— Start Data to process —
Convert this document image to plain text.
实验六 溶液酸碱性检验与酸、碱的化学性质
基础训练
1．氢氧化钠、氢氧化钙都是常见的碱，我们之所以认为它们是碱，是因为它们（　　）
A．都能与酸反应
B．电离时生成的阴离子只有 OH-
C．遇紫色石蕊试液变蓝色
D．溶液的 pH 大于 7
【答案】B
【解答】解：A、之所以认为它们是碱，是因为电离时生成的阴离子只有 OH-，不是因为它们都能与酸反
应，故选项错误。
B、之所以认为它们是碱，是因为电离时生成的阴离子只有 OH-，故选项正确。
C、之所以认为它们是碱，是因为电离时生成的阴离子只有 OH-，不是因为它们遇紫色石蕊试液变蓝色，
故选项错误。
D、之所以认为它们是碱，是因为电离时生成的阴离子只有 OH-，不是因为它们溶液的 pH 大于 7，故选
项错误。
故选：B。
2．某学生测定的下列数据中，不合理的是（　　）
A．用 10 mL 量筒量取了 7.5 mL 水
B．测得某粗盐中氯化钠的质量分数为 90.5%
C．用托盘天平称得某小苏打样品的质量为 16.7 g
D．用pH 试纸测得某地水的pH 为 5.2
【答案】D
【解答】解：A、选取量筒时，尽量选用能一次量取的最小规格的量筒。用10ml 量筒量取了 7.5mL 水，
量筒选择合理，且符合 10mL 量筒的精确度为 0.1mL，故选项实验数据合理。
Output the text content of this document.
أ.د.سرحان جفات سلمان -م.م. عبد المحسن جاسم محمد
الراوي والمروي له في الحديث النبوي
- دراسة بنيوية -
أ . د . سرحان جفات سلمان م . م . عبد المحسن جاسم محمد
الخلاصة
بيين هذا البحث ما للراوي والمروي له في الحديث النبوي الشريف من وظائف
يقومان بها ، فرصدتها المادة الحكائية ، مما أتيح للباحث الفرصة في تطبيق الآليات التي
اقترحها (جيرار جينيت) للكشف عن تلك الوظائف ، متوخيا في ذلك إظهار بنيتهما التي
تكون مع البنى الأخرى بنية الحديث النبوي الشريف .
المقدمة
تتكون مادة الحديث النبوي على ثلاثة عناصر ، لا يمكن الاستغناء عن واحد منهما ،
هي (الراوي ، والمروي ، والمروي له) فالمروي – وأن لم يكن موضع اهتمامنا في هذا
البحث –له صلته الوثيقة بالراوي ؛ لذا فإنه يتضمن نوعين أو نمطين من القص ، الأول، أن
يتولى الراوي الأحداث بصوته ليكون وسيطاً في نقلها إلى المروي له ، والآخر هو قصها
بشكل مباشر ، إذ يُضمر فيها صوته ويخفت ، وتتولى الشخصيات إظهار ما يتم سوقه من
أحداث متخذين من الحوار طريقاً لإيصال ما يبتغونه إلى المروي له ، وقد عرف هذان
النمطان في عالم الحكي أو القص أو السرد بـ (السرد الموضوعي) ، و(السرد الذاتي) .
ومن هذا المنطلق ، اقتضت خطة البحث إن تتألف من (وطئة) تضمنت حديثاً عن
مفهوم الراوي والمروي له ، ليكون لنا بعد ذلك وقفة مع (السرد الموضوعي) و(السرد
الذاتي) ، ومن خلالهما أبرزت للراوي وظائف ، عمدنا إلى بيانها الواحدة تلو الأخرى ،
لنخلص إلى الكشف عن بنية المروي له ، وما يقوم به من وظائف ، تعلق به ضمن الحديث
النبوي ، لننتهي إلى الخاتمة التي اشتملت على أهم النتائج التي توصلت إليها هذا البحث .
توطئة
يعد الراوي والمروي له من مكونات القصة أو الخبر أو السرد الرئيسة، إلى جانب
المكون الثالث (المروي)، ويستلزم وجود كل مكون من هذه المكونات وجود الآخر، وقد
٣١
— End Data to process —
All entries must be repeated verbatim.

§ Task solution
Convert this document image to plain text.
实验六 溶液酸碱性检验与酸、碱的化学性质
基础训练
1．氢氧化钠、氢氧化钙都是常见的碱，我们之所以认为它们是碱，是因为它们（　　）
A．都能与酸反应
B．电离时生成的阴离子只有 OH-
C．遇紫色石蕊试液变蓝色
D．溶液的 pH 大于 7
【答案】B
【解答】解：A、之所以认为它们是碱，是因为电离时生成的阴离子只有 OH-，不是因为它们都能与酸反
应，故选项错误。
B、之所以认为它们是碱，是因为电离时生成的阴离子只有 OH-，故选项正确。
C、之所以认为它们是碱，是因为电离时生成的阴离子只有 OH-，不是因为它们遇紫色石蕊试液变蓝色，
故选项错误。
D、之所以认为它们是碱，是因为电离时生成的阴离子只有 OH-，不是因为它们溶液的 pH 大于 7，故选
项错误。
故选：B。
2．某学生测定的下列数据中，不合理的是（　　）
A．用 10 mL 量筒量取了 7.5 mL 水
B．测得某粗盐中氯化钠的质量分数为 90.5%
C．用托盘天平称得某小苏打样品的质量为 16.7 g
D．用pH 试纸测得某地水的pH 为 5.2
【答案】D
【解答】解：A、选取量筒时，尽量选用能一次量取的最小规格的量筒。用10ml 量筒量取了 7.5mL 水，
量筒选择合理，且符合 10mL 量筒的精确度为 0.1mL，故选项实验数据合理。
Output the text content of this document.
أ.د.سرحان جفات سلمان -م.م. عبد المحسن جاسم محمد
الراوي والمروي له في الحديث النبوي
- دراسة بنيوية -
أ . د . سرحان جفات سلمان م . م . عبد المحسن جاسم محمد
الخلاصة
بيين هذا البحث ما للراوي والمروي له في الحديث النبوي الشريف من وظائف
يقومان بها ، فرصدتها المادة الحكائية ، مما أتيح للباحث الفرصة في تطبيق الآليات التي
اقترحها (جيرار جينيت) للكشف عن تلك الوظائف ، متوخيا في ذلك إظهار بنيتهما التي
تكون مع البنى الأخرى بنية الحديث النبوي الشريف .
المقدمة
تتكون مادة الحديث النبوي على ثلاثة عناصر ، لا يمكن الاستغناء عن واحد منهما ،
هي (الراوي ، والمروي ، والمروي له) فالمروي – وأن لم يكن موضع اهتمامنا في هذا
البحث –له صلته الوثيقة بالراوي ؛ لذا فإنه يتضمن نوعين أو نمطين من القص ، الأول، أن
يتولى الراوي الأحداث بصوته ليكون وسيطاً في نقلها إلى المروي له ، والآخر هو قصها
بشكل مباشر ، إذ يُضمر فيها صوته ويخفت ، وتتولى الشخصيات إظهار ما يتم سوقه من
أحداث متخذين من الحوار طريقاً لإيصال ما يبتغونه إلى المروي له ، وقد عرف هذان
النمطان في عالم الحكي أو القص أو السرد بـ (السرد الموضوعي) ، و(السرد الذاتي) .
ومن هذا المنطلق ، اقتضت خطة البحث إن تتألف من (وطئة) تضمنت حديثاً عن
مفهوم الراوي والمروي له ، ليكون لنا بعد ذلك وقفة مع (السرد الموضوعي) و(السرد
الذاتي) ، ومن خلالهما أبرزت للراوي وظائف ، عمدنا إلى بيانها الواحدة تلو الأخرى ،
لنخلص إلى الكشف عن بنية المروي له ، وما يقوم به من وظائف ، تعلق به ضمن الحديث
النبوي ، لننتهي إلى الخاتمة التي اشتملت على أهم النتائج التي توصلت إليها هذا البحث .
توطئة
يعد الراوي والمروي له من مكونات القصة أو الخبر أو السرد الرئيسة، إلى جانب
المكون الثالث (المروي)، ويستلزم وجود كل مكون من هذه المكونات وجود الآخر، وقد
٣١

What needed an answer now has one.